= GOAL =
Transcribe all of the material below word for word and leave out its pictures.

--- start of DATA TO USE ---

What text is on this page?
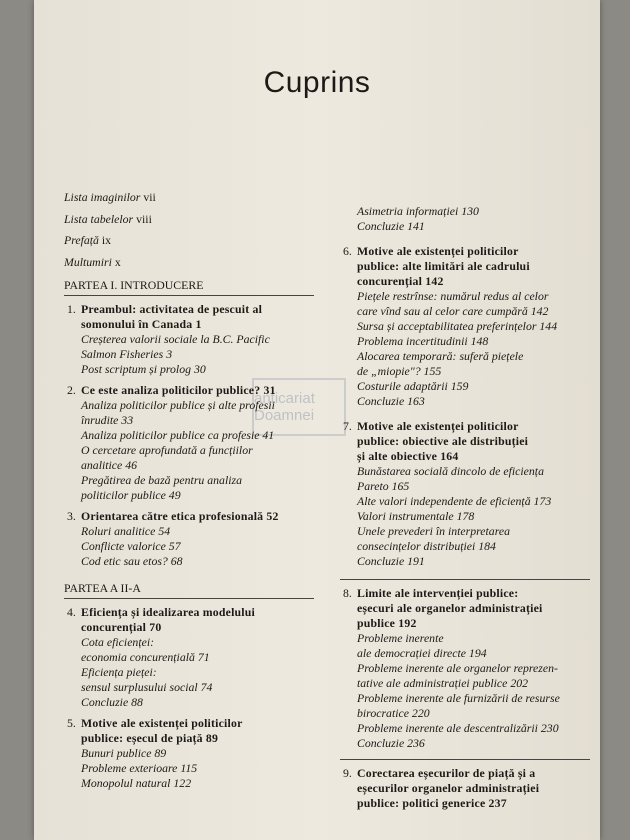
Cuprins
anticariat Doamnei
Lista imaginilor vii
Lista tabelelor viii
Prefață ix
Multumiri x
PARTEA I. INTRODUCERE
1. Preambul: activitatea de pescuit al
somonului în Canada 1
Creșterea valorii sociale la B.C. Pacific
Salmon Fisheries 3
Post scriptum și prolog 30
2. Ce este analiza politicilor publice? 31
Analiza politicilor publice și alte profesii
înrudite 33
Analiza politicilor publice ca profesie 41
O cercetare aprofundată a funcțiilor
analitice 46
Pregătirea de bază pentru analiza
politicilor publice 49
3. Orientarea către etica profesională 52
Roluri analitice 54
Conflicte valorice 57
Cod etic sau etos? 68
PARTEA A II-A
4. Eficiența și idealizarea modelului
concurențial 70
Cota eficienței:
economia concurențială 71
Eficiența pieței:
sensul surplusului social 74
Concluzie 88
5. Motive ale existenței politicilor
publice: eșecul de piață 89
Bunuri publice 89
Probleme exterioare 115
Monopolul natural 122
Asimetria informației 130
Concluzie 141
6. Motive ale existenței politicilor
publice: alte limitări ale cadrului
concurențial 142
Piețele restrînse: numărul redus al celor
care vînd sau al celor care cumpără 142
Sursa și acceptabilitatea preferințelor 144
Problema incertitudinii 148
Alocarea temporară: suferă piețele
de „miopie"? 155
Costurile adaptării 159
Concluzie 163
7. Motive ale existenței politicilor
publice: obiective ale distribuției
și alte obiective 164
Bunăstarea socială dincolo de eficiența
Pareto 165
Alte valori independente de eficiență 173
Valori instrumentale 178
Unele prevederi în interpretarea
consecințelor distribuției 184
Concluzie 191
8. Limite ale intervenției publice:
eșecuri ale organelor administrației
publice 192
Probleme inerente
ale democrației directe 194
Probleme inerente ale organelor reprezen-
tative ale administrației publice 202
Probleme inerente ale furnizării de resurse
birocratice 220
Probleme inerente ale descentralizării 230
Concluzie 236
9. Corectarea eșecurilor de piață și a
eșecurilor organelor administrației
publice: politici generice 237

--- end of DATA TO USE ---

= TASK RESPONSE =
What text is on this page?
Cuprins
anticariat Doamnei
Lista imaginilor vii
Lista tabelelor viii
Prefață ix
Multumiri x
PARTEA I. INTRODUCERE
1. Preambul: activitatea de pescuit al
somonului în Canada 1
Creșterea valorii sociale la B.C. Pacific
Salmon Fisheries 3
Post scriptum și prolog 30
2. Ce este analiza politicilor publice? 31
Analiza politicilor publice și alte profesii
înrudite 33
Analiza politicilor publice ca profesie 41
O cercetare aprofundată a funcțiilor
analitice 46
Pregătirea de bază pentru analiza
politicilor publice 49
3. Orientarea către etica profesională 52
Roluri analitice 54
Conflicte valorice 57
Cod etic sau etos? 68
PARTEA A II-A
4. Eficiența și idealizarea modelului
concurențial 70
Cota eficienței:
economia concurențială 71
Eficiența pieței:
sensul surplusului social 74
Concluzie 88
5. Motive ale existenței politicilor
publice: eșecul de piață 89
Bunuri publice 89
Probleme exterioare 115
Monopolul natural 122
Asimetria informației 130
Concluzie 141
6. Motive ale existenței politicilor
publice: alte limitări ale cadrului
concurențial 142
Piețele restrînse: numărul redus al celor
care vînd sau al celor care cumpără 142
Sursa și acceptabilitatea preferințelor 144
Problema incertitudinii 148
Alocarea temporară: suferă piețele
de „miopie"? 155
Costurile adaptării 159
Concluzie 163
7. Motive ale existenței politicilor
publice: obiective ale distribuției
și alte obiective 164
Bunăstarea socială dincolo de eficiența
Pareto 165
Alte valori independente de eficiență 173
Valori instrumentale 178
Unele prevederi în interpretarea
consecințelor distribuției 184
Concluzie 191
8. Limite ale intervenției publice:
eșecuri ale organelor administrației
publice 192
Probleme inerente
ale democrației directe 194
Probleme inerente ale organelor reprezen-
tative ale administrației publice 202
Probleme inerente ale furnizării de resurse
birocratice 220
Probleme inerente ale descentralizării 230
Concluzie 236
9. Corectarea eșecurilor de piață și a
eșecurilor organelor administrației
publice: politici generice 237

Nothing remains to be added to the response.